**Task prompt:**
State how many lines hold the word "Общие", with no other words.

**Extracted data:**
──────────

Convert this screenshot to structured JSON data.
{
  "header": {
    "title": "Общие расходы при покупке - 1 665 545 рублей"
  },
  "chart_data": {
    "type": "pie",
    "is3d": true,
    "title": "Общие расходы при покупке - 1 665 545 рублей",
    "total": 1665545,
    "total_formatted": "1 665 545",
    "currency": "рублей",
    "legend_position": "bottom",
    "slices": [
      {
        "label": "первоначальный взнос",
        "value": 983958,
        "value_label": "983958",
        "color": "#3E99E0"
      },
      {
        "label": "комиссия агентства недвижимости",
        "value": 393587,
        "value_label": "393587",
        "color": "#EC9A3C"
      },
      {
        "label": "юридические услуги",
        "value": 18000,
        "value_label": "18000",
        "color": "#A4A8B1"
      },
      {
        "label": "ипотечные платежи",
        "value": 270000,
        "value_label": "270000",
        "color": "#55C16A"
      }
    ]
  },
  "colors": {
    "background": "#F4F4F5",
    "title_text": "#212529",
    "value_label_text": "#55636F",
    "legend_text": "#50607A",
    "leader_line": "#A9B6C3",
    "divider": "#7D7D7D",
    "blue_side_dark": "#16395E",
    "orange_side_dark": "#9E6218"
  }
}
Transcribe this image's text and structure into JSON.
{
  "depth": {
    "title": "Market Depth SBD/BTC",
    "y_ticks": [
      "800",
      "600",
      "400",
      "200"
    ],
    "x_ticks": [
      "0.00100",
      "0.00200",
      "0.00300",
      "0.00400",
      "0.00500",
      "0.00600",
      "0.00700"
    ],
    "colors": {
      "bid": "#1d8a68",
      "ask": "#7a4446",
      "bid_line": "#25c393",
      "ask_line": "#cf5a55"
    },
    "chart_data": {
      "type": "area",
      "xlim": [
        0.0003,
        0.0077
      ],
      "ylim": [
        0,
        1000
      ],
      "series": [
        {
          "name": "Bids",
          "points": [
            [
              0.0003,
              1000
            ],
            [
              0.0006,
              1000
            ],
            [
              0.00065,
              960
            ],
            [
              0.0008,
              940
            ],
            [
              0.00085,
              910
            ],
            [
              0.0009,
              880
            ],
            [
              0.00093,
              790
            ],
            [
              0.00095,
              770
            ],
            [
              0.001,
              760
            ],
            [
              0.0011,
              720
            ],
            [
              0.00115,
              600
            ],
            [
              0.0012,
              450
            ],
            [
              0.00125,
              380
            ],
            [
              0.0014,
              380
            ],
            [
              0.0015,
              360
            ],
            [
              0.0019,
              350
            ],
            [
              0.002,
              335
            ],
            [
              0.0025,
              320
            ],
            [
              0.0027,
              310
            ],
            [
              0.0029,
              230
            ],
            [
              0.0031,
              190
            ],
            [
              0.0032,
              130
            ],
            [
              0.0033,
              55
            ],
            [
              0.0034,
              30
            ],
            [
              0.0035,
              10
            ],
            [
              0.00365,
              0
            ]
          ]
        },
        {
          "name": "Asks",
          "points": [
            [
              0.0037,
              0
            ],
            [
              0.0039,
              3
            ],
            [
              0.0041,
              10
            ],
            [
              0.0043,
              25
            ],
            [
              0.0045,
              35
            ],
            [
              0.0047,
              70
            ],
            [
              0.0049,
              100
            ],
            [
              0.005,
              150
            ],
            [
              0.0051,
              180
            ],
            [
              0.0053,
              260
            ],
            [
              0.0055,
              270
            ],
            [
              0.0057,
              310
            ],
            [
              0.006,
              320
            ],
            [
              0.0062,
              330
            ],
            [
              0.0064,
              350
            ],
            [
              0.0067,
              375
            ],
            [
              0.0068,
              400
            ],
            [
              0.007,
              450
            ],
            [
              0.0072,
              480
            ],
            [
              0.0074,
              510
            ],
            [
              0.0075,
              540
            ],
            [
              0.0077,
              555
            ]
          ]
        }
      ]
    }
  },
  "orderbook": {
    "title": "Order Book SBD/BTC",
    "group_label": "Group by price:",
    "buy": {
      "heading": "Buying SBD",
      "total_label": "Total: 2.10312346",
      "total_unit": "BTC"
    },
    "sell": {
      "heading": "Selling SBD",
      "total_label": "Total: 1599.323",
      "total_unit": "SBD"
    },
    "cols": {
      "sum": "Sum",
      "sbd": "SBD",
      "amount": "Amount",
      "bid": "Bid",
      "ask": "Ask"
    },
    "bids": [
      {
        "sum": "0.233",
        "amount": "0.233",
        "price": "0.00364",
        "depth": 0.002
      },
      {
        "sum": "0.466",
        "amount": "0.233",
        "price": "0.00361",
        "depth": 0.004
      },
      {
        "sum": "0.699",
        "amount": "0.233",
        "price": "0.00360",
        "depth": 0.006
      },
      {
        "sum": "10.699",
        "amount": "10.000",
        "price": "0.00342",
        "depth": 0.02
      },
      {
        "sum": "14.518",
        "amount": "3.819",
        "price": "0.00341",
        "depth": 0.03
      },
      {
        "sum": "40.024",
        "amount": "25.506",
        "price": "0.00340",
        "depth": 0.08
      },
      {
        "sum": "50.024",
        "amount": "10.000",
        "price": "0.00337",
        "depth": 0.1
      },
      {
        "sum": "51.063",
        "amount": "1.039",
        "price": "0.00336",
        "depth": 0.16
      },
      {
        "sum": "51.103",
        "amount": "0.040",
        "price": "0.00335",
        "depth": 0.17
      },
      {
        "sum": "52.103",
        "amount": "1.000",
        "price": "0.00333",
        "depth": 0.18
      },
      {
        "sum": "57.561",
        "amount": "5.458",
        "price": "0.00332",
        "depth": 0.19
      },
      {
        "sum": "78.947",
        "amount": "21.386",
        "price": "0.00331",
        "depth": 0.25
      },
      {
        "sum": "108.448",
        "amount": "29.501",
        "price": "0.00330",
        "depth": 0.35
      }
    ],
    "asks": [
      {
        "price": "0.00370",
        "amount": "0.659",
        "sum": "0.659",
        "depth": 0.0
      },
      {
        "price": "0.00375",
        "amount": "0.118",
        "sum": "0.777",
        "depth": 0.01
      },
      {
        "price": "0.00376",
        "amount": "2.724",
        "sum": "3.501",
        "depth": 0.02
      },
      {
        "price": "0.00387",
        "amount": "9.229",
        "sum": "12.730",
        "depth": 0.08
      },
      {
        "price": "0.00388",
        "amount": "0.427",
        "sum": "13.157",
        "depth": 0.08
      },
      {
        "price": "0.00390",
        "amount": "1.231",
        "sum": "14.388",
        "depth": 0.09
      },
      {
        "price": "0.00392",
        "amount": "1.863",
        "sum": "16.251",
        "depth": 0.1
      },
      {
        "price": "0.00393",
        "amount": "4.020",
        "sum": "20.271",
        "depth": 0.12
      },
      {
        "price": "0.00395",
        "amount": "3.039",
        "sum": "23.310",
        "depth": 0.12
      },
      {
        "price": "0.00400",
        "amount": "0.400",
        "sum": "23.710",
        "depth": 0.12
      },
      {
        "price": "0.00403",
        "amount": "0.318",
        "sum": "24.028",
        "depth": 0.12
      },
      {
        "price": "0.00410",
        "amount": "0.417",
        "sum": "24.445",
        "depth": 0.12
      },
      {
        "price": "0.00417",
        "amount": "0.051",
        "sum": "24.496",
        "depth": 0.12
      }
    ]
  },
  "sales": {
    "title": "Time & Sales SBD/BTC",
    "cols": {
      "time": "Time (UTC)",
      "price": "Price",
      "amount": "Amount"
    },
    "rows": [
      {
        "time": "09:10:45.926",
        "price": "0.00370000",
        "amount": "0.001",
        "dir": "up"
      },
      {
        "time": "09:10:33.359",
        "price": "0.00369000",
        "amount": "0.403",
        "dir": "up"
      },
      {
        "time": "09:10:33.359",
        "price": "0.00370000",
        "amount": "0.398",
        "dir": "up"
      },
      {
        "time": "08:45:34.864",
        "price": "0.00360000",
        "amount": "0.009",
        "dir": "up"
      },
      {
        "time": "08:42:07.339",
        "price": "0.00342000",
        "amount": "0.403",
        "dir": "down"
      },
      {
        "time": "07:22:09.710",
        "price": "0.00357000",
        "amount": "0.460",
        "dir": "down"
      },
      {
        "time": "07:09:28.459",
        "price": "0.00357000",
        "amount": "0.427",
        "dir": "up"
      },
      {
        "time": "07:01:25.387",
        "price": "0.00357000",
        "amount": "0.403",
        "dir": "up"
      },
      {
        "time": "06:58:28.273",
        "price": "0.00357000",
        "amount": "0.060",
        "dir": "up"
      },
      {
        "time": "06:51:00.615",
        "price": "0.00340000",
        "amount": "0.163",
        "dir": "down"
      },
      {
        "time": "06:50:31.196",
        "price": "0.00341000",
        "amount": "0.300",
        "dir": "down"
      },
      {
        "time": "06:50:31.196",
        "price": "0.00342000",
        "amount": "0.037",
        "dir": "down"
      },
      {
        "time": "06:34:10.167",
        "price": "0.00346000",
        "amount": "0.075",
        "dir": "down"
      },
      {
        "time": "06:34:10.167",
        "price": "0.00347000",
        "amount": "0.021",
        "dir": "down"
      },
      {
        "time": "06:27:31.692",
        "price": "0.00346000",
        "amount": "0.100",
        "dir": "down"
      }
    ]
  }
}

──────────

**Result below:**
2